** DATASET ENTRIES **
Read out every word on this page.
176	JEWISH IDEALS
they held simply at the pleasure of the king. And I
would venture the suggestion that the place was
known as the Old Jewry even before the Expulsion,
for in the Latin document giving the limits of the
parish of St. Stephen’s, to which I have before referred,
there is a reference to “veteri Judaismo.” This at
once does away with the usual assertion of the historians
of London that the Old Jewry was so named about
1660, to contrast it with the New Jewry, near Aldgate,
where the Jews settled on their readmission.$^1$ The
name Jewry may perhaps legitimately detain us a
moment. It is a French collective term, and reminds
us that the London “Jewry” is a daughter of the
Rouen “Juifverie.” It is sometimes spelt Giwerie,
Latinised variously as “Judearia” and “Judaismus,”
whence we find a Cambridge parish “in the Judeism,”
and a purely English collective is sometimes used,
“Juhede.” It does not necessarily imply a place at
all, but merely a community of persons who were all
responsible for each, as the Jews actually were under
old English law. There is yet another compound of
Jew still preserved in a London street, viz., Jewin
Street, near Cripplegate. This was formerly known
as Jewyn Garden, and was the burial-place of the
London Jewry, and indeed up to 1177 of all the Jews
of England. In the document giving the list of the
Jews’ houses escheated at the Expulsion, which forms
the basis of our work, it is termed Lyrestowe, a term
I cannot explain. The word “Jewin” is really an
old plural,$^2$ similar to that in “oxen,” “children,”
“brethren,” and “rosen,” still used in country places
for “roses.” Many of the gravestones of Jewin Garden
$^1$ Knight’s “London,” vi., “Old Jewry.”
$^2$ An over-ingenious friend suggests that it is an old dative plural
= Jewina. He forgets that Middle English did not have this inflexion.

** TASK DETAILS **
Retype the records above exactly.

** ANSWER TO THIS PROBLEM **
Read out every word on this page.
176	JEWISH IDEALS
they held simply at the pleasure of the king. And I
would venture the suggestion that the place was
known as the Old Jewry even before the Expulsion,
for in the Latin document giving the limits of the
parish of St. Stephen’s, to which I have before referred,
there is a reference to “veteri Judaismo.” This at
once does away with the usual assertion of the historians
of London that the Old Jewry was so named about
1660, to contrast it with the New Jewry, near Aldgate,
where the Jews settled on their readmission.$^1$ The
name Jewry may perhaps legitimately detain us a
moment. It is a French collective term, and reminds
us that the London “Jewry” is a daughter of the
Rouen “Juifverie.” It is sometimes spelt Giwerie,
Latinised variously as “Judearia” and “Judaismus,”
whence we find a Cambridge parish “in the Judeism,”
and a purely English collective is sometimes used,
“Juhede.” It does not necessarily imply a place at
all, but merely a community of persons who were all
responsible for each, as the Jews actually were under
old English law. There is yet another compound of
Jew still preserved in a London street, viz., Jewin
Street, near Cripplegate. This was formerly known
as Jewyn Garden, and was the burial-place of the
London Jewry, and indeed up to 1177 of all the Jews
of England. In the document giving the list of the
Jews’ houses escheated at the Expulsion, which forms
the basis of our work, it is termed Lyrestowe, a term
I cannot explain. The word “Jewin” is really an
old plural,$^2$ similar to that in “oxen,” “children,”
“brethren,” and “rosen,” still used in country places
for “roses.” Many of the gravestones of Jewin Garden
$^1$ Knight’s “London,” vi., “Old Jewry.”
$^2$ An over-ingenious friend suggests that it is an old dative plural
= Jewina. He forgets that Middle English did not have this inflexion.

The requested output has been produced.